**Material:**
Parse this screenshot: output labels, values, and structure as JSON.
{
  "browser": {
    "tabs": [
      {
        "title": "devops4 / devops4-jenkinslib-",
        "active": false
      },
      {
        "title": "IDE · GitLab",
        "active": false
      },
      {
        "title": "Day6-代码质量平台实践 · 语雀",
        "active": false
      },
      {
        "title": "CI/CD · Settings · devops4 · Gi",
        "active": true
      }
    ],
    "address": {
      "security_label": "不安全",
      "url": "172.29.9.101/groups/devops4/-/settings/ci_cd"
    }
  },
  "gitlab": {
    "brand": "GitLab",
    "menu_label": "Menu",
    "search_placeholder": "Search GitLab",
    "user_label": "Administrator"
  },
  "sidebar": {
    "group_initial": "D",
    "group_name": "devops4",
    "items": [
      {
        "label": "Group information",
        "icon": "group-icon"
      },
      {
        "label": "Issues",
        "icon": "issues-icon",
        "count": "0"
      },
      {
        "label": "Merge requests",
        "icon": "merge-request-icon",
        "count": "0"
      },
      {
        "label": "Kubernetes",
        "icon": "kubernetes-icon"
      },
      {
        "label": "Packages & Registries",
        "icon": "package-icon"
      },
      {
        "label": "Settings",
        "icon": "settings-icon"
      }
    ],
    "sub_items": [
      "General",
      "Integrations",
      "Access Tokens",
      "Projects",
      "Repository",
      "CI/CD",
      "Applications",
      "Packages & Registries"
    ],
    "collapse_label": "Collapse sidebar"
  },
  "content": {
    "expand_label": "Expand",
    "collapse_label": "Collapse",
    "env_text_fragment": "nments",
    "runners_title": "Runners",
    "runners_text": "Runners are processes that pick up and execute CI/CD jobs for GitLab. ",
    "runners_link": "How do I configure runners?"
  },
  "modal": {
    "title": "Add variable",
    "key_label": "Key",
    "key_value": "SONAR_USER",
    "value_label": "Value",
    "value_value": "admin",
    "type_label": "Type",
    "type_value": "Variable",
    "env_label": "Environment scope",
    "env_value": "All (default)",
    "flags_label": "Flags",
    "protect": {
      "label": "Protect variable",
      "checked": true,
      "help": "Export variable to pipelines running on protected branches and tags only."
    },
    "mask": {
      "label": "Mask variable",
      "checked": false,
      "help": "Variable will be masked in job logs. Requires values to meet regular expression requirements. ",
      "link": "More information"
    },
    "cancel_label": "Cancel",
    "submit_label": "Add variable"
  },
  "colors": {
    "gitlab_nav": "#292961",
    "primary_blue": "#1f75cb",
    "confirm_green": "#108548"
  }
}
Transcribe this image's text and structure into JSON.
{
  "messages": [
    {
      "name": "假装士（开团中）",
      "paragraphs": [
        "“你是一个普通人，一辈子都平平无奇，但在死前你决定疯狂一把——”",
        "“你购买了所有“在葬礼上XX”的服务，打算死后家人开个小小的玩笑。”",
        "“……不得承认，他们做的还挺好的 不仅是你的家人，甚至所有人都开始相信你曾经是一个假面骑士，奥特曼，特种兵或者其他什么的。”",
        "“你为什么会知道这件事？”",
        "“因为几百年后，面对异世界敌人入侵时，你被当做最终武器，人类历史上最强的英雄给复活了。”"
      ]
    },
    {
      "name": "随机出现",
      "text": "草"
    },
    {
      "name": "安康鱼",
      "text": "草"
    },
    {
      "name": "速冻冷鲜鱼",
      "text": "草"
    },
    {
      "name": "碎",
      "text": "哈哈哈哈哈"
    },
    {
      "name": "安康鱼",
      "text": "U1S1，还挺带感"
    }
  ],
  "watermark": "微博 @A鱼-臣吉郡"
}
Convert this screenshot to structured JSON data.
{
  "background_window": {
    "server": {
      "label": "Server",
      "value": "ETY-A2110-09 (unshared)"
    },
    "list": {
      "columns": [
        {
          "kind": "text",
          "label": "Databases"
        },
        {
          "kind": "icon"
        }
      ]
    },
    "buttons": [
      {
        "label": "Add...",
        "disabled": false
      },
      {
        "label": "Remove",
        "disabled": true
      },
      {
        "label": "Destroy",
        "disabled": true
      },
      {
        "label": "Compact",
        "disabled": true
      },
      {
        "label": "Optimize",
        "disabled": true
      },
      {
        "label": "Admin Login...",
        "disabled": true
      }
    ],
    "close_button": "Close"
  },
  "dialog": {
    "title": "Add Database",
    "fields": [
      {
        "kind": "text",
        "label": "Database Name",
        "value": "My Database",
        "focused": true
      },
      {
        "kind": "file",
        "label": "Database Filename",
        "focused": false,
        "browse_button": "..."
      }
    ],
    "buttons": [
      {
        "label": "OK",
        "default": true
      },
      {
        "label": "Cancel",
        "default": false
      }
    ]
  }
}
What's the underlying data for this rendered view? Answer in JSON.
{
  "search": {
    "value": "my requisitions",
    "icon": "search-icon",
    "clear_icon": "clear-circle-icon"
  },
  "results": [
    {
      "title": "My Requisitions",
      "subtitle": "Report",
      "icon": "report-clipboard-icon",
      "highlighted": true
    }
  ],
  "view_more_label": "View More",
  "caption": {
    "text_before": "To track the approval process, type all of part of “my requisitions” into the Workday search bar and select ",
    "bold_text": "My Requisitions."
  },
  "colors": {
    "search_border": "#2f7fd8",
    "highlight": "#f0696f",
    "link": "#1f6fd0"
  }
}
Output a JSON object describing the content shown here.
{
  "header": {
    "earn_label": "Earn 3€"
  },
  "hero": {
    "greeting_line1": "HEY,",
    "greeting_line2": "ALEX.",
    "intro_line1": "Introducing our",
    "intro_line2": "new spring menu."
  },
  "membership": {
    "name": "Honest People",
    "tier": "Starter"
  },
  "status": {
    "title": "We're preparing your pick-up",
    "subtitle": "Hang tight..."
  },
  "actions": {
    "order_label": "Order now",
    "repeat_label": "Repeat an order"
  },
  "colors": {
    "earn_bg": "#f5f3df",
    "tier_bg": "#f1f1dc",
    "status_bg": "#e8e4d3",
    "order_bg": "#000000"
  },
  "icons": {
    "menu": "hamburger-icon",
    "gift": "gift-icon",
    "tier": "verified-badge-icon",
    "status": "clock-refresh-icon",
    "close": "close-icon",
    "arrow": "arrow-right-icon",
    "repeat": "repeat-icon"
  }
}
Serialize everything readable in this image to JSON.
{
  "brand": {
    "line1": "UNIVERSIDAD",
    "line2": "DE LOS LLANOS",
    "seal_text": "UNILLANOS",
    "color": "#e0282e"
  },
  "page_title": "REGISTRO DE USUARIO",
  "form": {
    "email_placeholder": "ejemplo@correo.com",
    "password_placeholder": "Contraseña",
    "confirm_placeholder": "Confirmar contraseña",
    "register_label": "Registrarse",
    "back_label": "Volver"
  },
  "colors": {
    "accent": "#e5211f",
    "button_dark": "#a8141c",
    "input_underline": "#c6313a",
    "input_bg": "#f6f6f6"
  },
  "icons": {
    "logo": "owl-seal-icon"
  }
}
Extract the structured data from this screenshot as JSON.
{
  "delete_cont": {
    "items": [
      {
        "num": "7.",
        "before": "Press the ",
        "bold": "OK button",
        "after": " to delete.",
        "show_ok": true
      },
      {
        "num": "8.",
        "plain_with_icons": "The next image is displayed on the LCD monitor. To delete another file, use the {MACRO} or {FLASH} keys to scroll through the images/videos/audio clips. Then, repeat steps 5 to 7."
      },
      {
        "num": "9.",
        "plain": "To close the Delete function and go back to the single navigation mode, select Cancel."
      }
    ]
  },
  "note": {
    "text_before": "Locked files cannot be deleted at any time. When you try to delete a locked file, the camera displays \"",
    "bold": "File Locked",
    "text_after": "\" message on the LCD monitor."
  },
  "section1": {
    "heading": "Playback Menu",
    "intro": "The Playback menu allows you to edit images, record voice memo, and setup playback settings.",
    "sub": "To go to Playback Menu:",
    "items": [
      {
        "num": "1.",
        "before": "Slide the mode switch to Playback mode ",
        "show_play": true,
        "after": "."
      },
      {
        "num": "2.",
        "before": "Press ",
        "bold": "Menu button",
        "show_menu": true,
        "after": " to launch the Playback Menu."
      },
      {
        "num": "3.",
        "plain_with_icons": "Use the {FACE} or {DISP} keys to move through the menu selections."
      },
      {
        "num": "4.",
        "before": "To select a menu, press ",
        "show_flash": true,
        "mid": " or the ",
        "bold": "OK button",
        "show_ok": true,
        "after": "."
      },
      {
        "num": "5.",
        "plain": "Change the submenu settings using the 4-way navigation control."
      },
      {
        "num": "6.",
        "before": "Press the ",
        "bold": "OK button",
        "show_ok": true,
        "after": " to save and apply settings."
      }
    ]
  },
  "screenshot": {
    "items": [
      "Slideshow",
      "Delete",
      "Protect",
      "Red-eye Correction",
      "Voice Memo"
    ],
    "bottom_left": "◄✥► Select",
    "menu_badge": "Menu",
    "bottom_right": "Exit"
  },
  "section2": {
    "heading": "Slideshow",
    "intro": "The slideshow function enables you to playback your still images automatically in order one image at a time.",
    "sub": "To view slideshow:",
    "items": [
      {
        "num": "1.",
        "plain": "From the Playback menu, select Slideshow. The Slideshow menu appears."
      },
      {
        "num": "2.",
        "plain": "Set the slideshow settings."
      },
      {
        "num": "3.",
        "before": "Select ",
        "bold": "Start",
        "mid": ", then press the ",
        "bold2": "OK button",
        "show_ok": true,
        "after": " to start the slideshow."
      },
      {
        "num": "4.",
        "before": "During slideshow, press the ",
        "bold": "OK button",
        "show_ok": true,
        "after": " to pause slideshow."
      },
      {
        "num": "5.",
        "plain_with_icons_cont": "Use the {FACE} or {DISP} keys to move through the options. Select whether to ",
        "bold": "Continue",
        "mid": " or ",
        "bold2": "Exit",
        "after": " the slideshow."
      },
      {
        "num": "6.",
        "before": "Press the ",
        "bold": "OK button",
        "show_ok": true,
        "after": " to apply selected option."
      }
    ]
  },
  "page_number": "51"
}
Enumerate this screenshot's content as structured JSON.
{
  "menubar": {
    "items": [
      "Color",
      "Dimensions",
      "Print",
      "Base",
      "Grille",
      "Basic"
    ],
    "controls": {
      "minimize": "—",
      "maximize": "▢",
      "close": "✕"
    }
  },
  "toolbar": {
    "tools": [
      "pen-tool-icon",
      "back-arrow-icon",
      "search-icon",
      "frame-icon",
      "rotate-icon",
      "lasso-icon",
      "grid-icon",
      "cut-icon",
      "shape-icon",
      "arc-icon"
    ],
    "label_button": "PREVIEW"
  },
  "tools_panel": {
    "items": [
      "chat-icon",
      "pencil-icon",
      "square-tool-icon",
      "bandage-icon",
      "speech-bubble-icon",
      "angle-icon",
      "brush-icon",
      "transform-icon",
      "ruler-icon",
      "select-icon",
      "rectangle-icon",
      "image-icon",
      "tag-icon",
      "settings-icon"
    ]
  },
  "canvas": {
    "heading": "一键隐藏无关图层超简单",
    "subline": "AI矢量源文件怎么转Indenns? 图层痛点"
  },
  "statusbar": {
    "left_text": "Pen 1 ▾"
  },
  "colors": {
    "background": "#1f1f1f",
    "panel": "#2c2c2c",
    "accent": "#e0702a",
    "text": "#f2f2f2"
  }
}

**Required task:** In the listing above, locate each line with "your" and copy it.

**Task response:**
    "title": "We're preparing your pick-up",
    "intro": "The slideshow function enables you to playback your still images automatically in order one image at a time.",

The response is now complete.